Instructions for the task: Keep every line where the word "JSON" appears; drop the rest.

Dataset records:
● ● ● ● ● ● ●
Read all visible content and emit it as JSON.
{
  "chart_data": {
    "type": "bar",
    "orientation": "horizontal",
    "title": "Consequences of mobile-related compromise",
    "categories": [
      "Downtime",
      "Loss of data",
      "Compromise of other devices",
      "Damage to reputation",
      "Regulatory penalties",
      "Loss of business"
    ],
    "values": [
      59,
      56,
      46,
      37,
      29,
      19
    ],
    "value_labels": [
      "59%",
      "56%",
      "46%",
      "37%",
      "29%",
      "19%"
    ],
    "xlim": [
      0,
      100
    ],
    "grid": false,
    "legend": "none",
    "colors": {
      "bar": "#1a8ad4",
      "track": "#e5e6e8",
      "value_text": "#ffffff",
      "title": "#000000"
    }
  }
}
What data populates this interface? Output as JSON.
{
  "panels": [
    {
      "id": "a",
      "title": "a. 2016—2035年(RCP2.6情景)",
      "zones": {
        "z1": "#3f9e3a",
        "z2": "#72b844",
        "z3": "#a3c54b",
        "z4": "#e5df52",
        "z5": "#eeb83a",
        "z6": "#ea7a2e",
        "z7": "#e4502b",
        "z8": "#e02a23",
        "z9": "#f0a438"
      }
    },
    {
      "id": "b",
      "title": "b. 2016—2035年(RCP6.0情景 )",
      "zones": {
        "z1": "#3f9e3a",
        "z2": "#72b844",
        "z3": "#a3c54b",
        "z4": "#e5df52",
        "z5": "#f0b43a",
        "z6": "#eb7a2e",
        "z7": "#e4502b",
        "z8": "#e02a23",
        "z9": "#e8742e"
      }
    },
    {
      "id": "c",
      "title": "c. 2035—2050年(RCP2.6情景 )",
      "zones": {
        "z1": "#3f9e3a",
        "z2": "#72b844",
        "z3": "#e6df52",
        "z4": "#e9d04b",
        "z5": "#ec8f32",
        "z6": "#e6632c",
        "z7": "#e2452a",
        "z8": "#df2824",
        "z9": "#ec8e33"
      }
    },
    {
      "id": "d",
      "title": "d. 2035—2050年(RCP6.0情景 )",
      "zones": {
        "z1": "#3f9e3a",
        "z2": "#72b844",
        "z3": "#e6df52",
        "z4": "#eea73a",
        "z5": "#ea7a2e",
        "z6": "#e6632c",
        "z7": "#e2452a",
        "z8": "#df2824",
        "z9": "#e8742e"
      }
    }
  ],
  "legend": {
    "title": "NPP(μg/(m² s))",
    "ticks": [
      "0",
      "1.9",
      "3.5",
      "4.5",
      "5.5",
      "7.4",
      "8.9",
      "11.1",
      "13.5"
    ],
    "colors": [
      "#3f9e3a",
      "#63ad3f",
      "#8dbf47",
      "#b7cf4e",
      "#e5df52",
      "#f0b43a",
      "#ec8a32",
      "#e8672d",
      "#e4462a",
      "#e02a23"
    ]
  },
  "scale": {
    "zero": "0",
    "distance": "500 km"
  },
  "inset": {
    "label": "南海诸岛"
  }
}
● ● ● ● ● ● ●
Full solution:
Read all visible content and emit it as JSON.
What data populates this interface? Output as JSON.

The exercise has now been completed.